**Stated goal:** List the lines of this listing that hold the word "concede".

**Input data:**
+ + + + +

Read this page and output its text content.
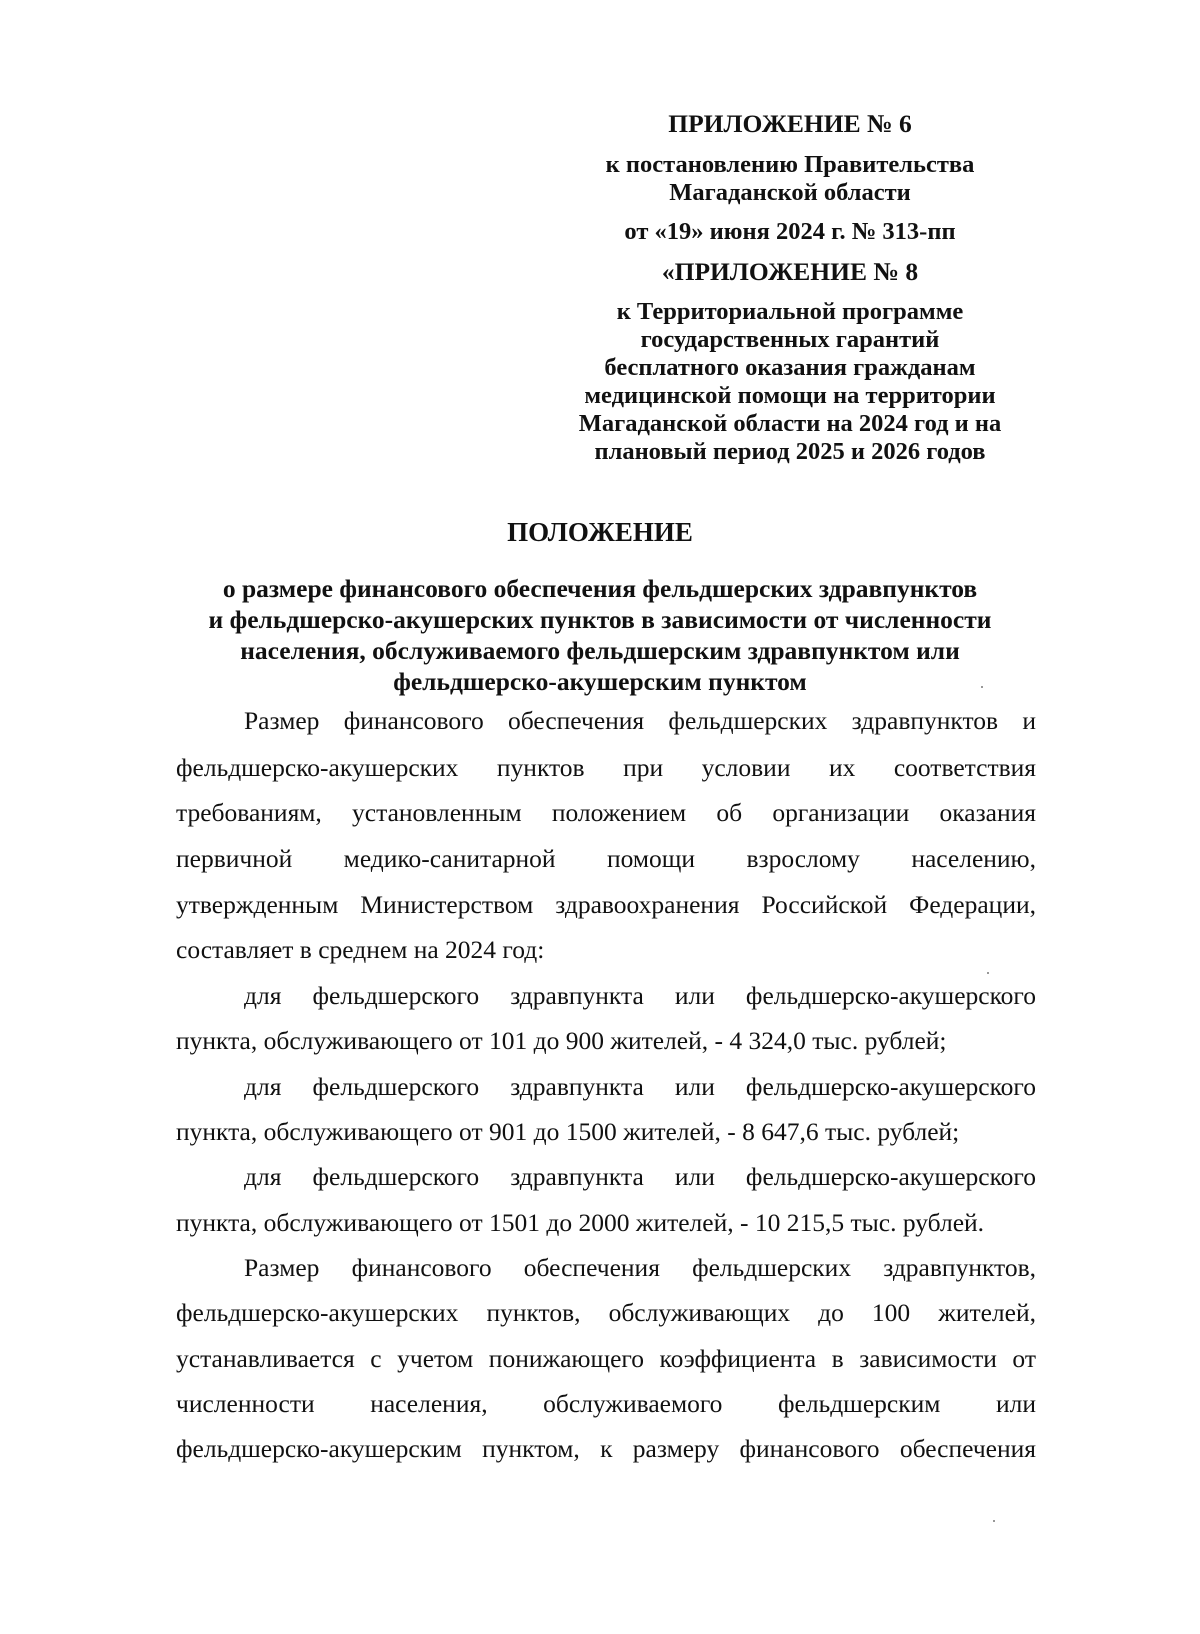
ПРИЛОЖЕНИЕ № 6
к постановлению Правительства
Магаданской области
от «19» июня 2024 г. № 313-пп
«ПРИЛОЖЕНИЕ № 8
к Территориальной программе
государственных гарантий
бесплатного оказания гражданам
медицинской помощи на территории
Магаданской области на 2024 год и на
плановый период 2025 и 2026 годов
ПОЛОЖЕНИЕ
о размере финансового обеспечения фельдшерских здравпунктов
и фельдшерско-акушерских пунктов в зависимости от численности
населения, обслуживаемого фельдшерским здравпунктом или
фельдшерско-акушерским пунктом
Размер финансового обеспечения фельдшерских здравпунктов и
фельдшерско-акушерских пунктов при условии их соответствия
требованиям, установленным положением об организации оказания
первичной медико-санитарной помощи взрослому населению,
утвержденным Министерством здравоохранения Российской Федерации,
составляет в среднем на 2024 год:
для фельдшерского здравпункта или фельдшерско-акушерского
пункта, обслуживающего от 101 до 900 жителей, - 4 324,0 тыс. рублей;
для фельдшерского здравпункта или фельдшерско-акушерского
пункта, обслуживающего от 901 до 1500 жителей, - 8 647,6 тыс. рублей;
для фельдшерского здравпункта или фельдшерско-акушерского
пункта, обслуживающего от 1501 до 2000 жителей, - 10 215,5 тыс. рублей.
Размер финансового обеспечения фельдшерских здравпунктов,
фельдшерско-акушерских пунктов, обслуживающих до 100 жителей,
устанавливается с учетом понижающего коэффициента в зависимости от
численности населения, обслуживаемого фельдшерским или
фельдшерско-акушерским пунктом, к размеру финансового обеспечения
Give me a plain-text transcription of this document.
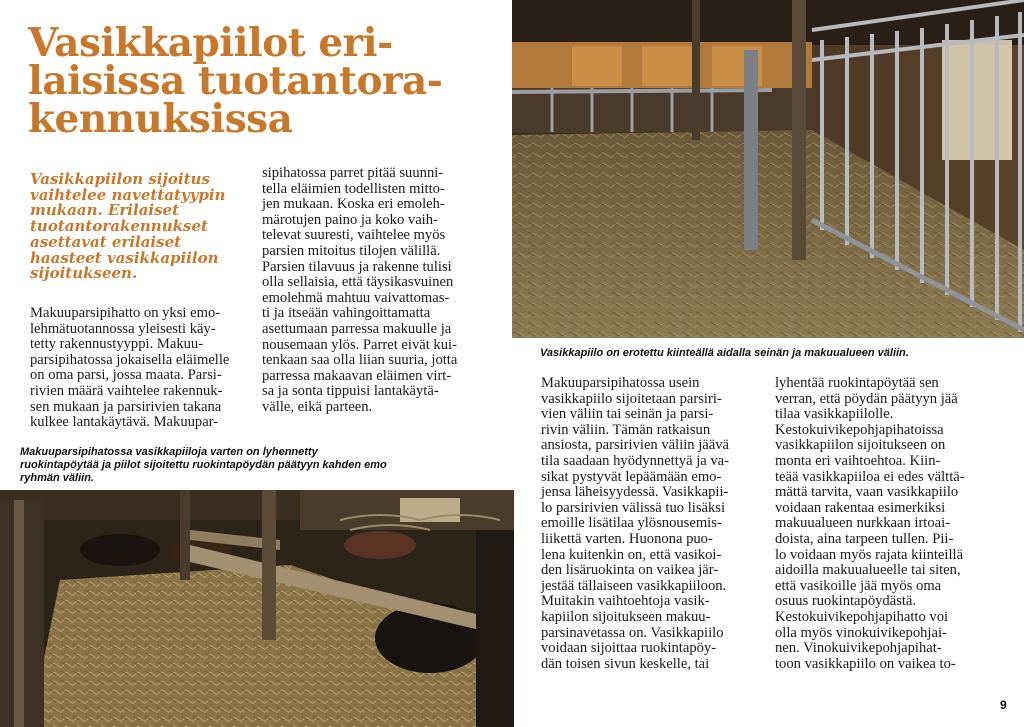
Vasikkapiilot eri-
laisissa tuotantora-
kennuksissa
Vasikkapiilon sijoitus
vaihtelee navettatyypin
mukaan. Erilaiset
tuotantorakennukset
asettavat erilaiset
haasteet vasikkapiilon
sijoitukseen.
Makuuparsipihatto on yksi emo-
lehmätuotannossa yleisesti käy-
tetty rakennustyyppi. Makuu-
parsipihatossa jokaisella eläimelle
on oma parsi, jossa maata. Parsi-
rivien määrä vaihtelee rakennuk-
sen mukaan ja parsirivien takana
kulkee lantakäytävä. Makuupar-
sipihatossa parret pitää suunni-
tella eläimien todellisten mitto-
jen mukaan. Koska eri emoleh-
märotujen paino ja koko vaih-
televat suuresti, vaihtelee myös
parsien mitoitus tilojen välillä.
Parsien tilavuus ja rakenne tulisi
olla sellaisia, että täysikasvuinen
emolehmä mahtuu vaivattomas-
ti ja itseään vahingoittamatta
asettumaan parressa makuulle ja
nousemaan ylös. Parret eivät kui-
tenkaan saa olla liian suuria, jotta
parressa makaavan eläimen virt-
sa ja sonta tippuisi lantakäytä-
välle, eikä parteen.
Makuuparsipihatossa vasikkapiiloja varten on lyhennetty
ruokintapöytää ja piilot sijoitettu ruokintapöydän päätyyn kahden emo
ryhmän väliin.
Vasikkapiilo on erotettu kiinteällä aidalla seinän ja makuualueen väliin.
Makuuparsipihatossa usein
vasikkapiilo sijoitetaan parsiri-
vien väliin tai seinän ja parsi-
rivin väliin. Tämän ratkaisun
ansiosta, parsirivien väliin jäävä
tila saadaan hyödynnettyä ja va-
sikat pystyvät lepäämään emo-
jensa läheisyydessä. Vasikkapii-
lo parsirivien välissä tuo lisäksi
emoille lisätilaa ylösnousemis-
liikettä varten. Huonona puo-
lena kuitenkin on, että vasikoi-
den lisäruokinta on vaikea jär-
jestää tällaiseen vasikkapiiloon.
Muitakin vaihtoehtoja vasik-
kapiilon sijoitukseen makuu-
parsinavetassa on. Vasikkapiilo
voidaan sijoittaa ruokintapöy-
dän toisen sivun keskelle, tai
lyhentää ruokintapöytää sen
verran, että pöydän päätyyn jää
tilaa vasikkapiilolle.
Kestokuivikepohjapihatoissa
vasikkapiilon sijoitukseen on
monta eri vaihtoehtoa. Kiin-
teää vasikkapiiloa ei edes välttä-
mättä tarvita, vaan vasikkapiilo
voidaan rakentaa esimerkiksi
makuualueen nurkkaan irtoai-
doista, aina tarpeen tullen. Pii-
lo voidaan myös rajata kiinteillä
aidoilla makuualueelle tai siten,
että vasikoille jää myös oma
osuus ruokintapöydästä.
Kestokuivikepohjapihatto voi
olla myös vinokuivikepohjai-
nen. Vinokuivikepohjapihat-
toon vasikkapiilo on vaikea to-
9
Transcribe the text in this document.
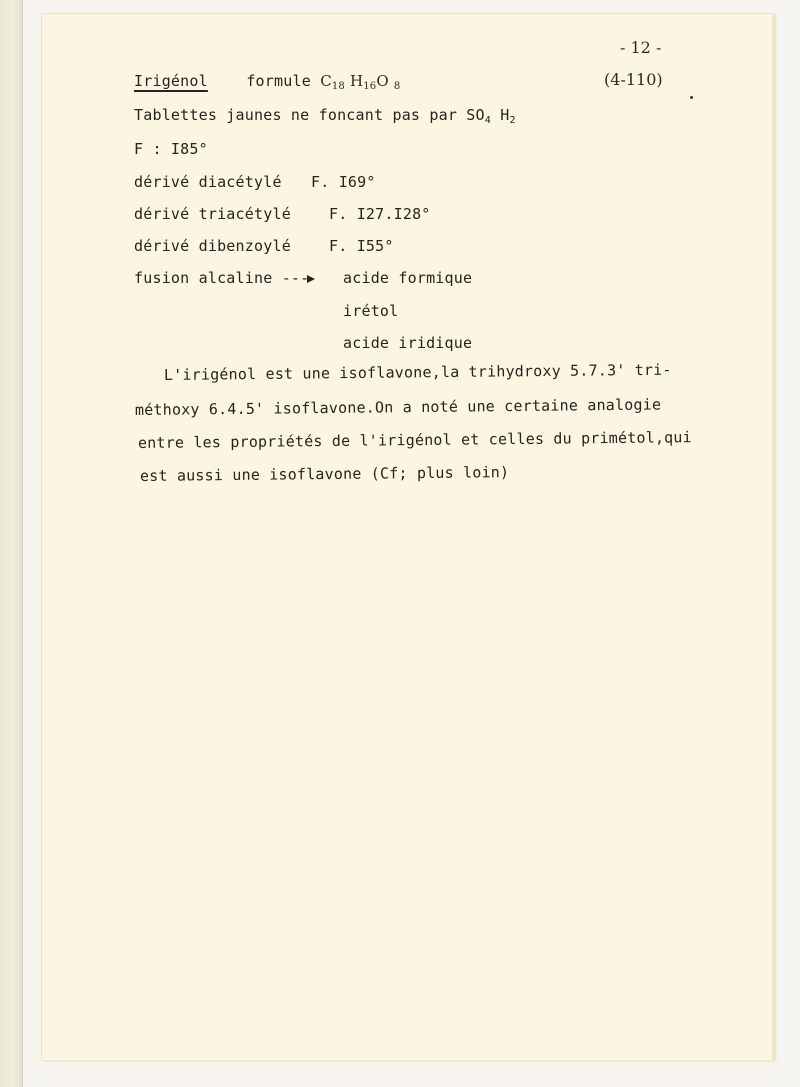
- 12 -
(4-110)
Irigénol	formule $C_{18}$ $H_{16}O$ $_8$
Tablettes jaunes ne foncant pas par $SO_4$ $H_2$
F : I85°
dérivé diacétylé F. I69°
dérivé triacétylé	F. I27.I28°
dérivé dibenzoylé	F. I55°
fusion alcaline ---	acide formique
irétol
acide iridique
L'irigénol est une isoflavone,la trihydroxy 5.7.3' tri-
méthoxy 6.4.5' isoflavone.On a noté une certaine analogie
entre les propriétés de l'irigénol et celles du primétol,qui
est aussi une isoflavone (Cf; plus loin)
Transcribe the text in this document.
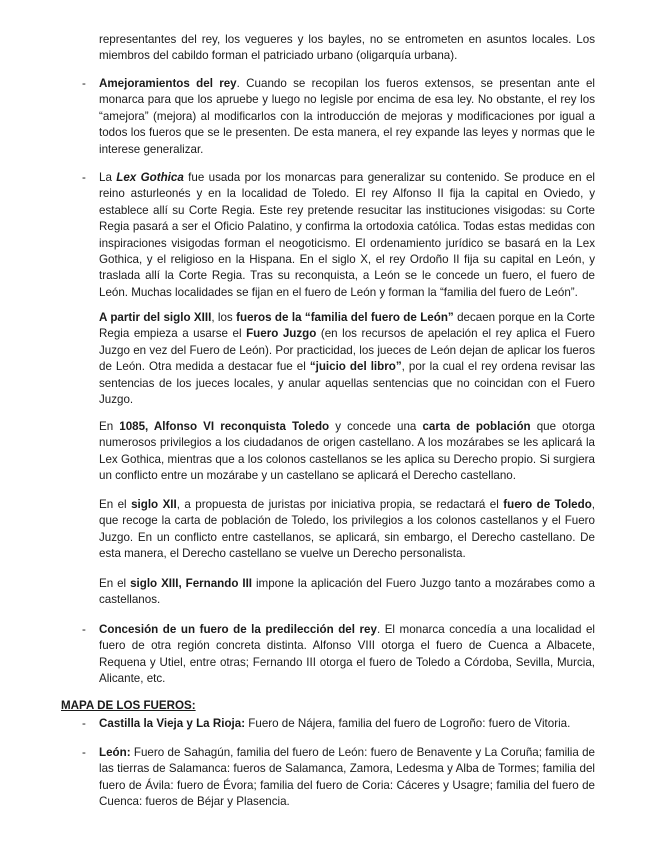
representantes del rey, los vegueres y los bayles, no se entrometen en asuntos locales. Los miembros del cabildo forman el patriciado urbano (oligarquía urbana).

- Amejoramientos del rey. Cuando se recopilan los fueros extensos, se presentan ante el monarca para que los apruebe y luego no legisle por encima de esa ley. No obstante, el rey los “amejora” (mejora) al modificarlos con la introducción de mejoras y modificaciones por igual a todos los fueros que se le presenten. De esta manera, el rey expande las leyes y normas que le interese generalizar.

- La Lex Gothica fue usada por los monarcas para generalizar su contenido. Se produce en el reino asturleonés y en la localidad de Toledo. El rey Alfonso II fija la capital en Oviedo, y establece allí su Corte Regia. Este rey pretende resucitar las instituciones visigodas: su Corte Regia pasará a ser el Oficio Palatino, y confirma la ortodoxia católica. Todas estas medidas con inspiraciones visigodas forman el neogoticismo. El ordenamiento jurídico se basará en la Lex Gothica, y el religioso en la Hispana. En el siglo X, el rey Ordoño II fija su capital en León, y traslada allí la Corte Regia. Tras su reconquista, a León se le concede un fuero, el fuero de León. Muchas localidades se fijan en el fuero de León y forman la “familia del fuero de León”.

A partir del siglo XIII, los fueros de la “familia del fuero de León” decaen porque en la Corte Regia empieza a usarse el Fuero Juzgo (en los recursos de apelación el rey aplica el Fuero Juzgo en vez del Fuero de León). Por practicidad, los jueces de León dejan de aplicar los fueros de León. Otra medida a destacar fue el “juicio del libro”, por la cual el rey ordena revisar las sentencias de los jueces locales, y anular aquellas sentencias que no coincidan con el Fuero Juzgo.

En 1085, Alfonso VI reconquista Toledo y concede una carta de población que otorga numerosos privilegios a los ciudadanos de origen castellano. A los mozárabes se les aplicará la Lex Gothica, mientras que a los colonos castellanos se les aplica su Derecho propio. Si surgiera un conflicto entre un mozárabe y un castellano se aplicará el Derecho castellano.

En el siglo XII, a propuesta de juristas por iniciativa propia, se redactará el fuero de Toledo, que recoge la carta de población de Toledo, los privilegios a los colonos castellanos y el Fuero Juzgo. En un conflicto entre castellanos, se aplicará, sin embargo, el Derecho castellano. De esta manera, el Derecho castellano se vuelve un Derecho personalista.

En el siglo XIII, Fernando III impone la aplicación del Fuero Juzgo tanto a mozárabes como a castellanos.

- Concesión de un fuero de la predilección del rey. El monarca concedía a una localidad el fuero de otra región concreta distinta. Alfonso VIII otorga el fuero de Cuenca a Albacete, Requena y Utiel, entre otras; Fernando III otorga el fuero de Toledo a Córdoba, Sevilla, Murcia, Alicante, etc.

MAPA DE LOS FUEROS:
- Castilla la Vieja y La Rioja: Fuero de Nájera, familia del fuero de Logroño: fuero de Vitoria.

- León: Fuero de Sahagún, familia del fuero de León: fuero de Benavente y La Coruña; familia de las tierras de Salamanca: fueros de Salamanca, Zamora, Ledesma y Alba de Tormes; familia del fuero de Ávila: fuero de Évora; familia del fuero de Coria: Cáceres y Usagre; familia del fuero de Cuenca: fueros de Béjar y Plasencia.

+ + + + +

**Output for this exercise:**
- La Lex Gothica fue usada por los monarcas para generalizar su contenido. Se produce en el reino asturleonés y en la localidad de Toledo. El rey Alfonso II fija la capital en Oviedo, y establece allí su Corte Regia. Este rey pretende resucitar las instituciones visigodas: su Corte Regia pasará a ser el Oficio Palatino, y confirma la ortodoxia católica. Todas estas medidas con inspiraciones visigodas forman el neogoticismo. El ordenamiento jurídico se basará en la Lex Gothica, y el religioso en la Hispana. En el siglo X, el rey Ordoño II fija su capital en León, y traslada allí la Corte Regia. Tras su reconquista, a León se le concede un fuero, el fuero de León. Muchas localidades se fijan en el fuero de León y forman la “familia del fuero de León”.
En 1085, Alfonso VI reconquista Toledo y concede una carta de población que otorga numerosos privilegios a los ciudadanos de origen castellano. A los mozárabes se les aplicará la Lex Gothica, mientras que a los colonos castellanos se les aplica su Derecho propio. Si surgiera un conflicto entre un mozárabe y un castellano se aplicará el Derecho castellano.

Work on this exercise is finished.